BEGIN Excerpted data
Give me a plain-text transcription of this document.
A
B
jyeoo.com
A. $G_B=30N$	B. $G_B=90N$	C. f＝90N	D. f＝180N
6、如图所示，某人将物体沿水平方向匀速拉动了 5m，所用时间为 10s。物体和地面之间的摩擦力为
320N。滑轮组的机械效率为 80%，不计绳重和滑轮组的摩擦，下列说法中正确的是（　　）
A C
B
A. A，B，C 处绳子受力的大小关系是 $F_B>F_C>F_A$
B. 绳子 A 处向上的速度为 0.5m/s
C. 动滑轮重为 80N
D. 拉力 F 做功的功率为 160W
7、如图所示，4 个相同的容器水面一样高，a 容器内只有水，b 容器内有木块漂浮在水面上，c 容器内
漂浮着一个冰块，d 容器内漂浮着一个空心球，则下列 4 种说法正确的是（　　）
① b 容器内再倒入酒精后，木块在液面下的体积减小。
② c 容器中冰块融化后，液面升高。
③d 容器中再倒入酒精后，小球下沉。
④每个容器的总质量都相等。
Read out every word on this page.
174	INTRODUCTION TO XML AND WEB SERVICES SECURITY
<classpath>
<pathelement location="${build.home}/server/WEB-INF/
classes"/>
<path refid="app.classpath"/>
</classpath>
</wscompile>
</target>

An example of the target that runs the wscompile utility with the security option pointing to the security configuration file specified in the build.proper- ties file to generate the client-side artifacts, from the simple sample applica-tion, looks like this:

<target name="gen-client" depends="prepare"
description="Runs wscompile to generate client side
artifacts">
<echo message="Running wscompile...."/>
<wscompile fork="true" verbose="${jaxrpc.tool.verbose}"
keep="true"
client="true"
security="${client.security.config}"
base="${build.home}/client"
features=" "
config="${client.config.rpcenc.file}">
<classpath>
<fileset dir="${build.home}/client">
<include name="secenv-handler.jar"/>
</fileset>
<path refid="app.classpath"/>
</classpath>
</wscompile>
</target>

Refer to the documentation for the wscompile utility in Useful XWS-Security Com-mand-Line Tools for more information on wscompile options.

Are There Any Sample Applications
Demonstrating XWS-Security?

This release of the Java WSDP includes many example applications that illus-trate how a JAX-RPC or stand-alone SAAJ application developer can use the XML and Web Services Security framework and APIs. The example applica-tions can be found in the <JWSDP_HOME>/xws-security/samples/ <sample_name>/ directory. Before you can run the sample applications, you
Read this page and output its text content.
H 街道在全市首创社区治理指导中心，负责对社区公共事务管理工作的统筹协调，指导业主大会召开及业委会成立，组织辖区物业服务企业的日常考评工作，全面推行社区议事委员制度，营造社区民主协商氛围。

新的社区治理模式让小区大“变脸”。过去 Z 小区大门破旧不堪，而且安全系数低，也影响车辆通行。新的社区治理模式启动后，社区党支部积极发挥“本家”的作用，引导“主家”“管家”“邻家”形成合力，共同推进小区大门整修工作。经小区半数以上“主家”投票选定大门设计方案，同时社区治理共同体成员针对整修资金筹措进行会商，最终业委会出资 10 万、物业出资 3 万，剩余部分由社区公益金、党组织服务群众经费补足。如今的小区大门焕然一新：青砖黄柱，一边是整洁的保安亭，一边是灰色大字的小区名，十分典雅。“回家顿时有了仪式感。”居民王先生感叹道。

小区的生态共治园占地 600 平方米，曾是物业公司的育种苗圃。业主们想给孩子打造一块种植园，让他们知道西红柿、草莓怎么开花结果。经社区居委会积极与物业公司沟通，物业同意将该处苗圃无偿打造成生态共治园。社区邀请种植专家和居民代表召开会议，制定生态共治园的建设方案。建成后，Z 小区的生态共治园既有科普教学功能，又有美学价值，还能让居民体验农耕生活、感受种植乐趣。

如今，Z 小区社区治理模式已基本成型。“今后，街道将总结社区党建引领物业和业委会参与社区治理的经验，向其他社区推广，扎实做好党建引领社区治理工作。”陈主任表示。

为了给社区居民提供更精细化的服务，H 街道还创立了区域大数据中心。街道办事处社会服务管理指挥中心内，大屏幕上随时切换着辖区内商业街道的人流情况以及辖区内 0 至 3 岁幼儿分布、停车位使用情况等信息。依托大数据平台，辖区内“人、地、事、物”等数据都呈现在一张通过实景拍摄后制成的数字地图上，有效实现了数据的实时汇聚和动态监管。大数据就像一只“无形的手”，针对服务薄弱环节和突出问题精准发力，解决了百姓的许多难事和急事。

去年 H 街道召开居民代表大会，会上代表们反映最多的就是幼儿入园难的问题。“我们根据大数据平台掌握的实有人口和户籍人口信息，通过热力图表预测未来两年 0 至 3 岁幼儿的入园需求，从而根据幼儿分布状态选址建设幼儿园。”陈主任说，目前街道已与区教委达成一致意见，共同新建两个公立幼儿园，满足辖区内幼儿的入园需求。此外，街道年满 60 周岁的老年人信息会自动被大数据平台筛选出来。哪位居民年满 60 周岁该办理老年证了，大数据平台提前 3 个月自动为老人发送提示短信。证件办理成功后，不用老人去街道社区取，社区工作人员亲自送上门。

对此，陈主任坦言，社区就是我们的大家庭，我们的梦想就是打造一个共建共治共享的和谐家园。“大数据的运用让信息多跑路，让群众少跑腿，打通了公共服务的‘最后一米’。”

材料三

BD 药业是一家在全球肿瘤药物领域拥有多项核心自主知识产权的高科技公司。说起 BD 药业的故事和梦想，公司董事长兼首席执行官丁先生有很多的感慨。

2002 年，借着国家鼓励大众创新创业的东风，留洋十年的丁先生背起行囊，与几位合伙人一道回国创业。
END Excerpted data
Short problem
Search the data for "text". Copy every matching line.

Answer to the problem
Give me a plain-text transcription of this document.
Read this page and output its text content.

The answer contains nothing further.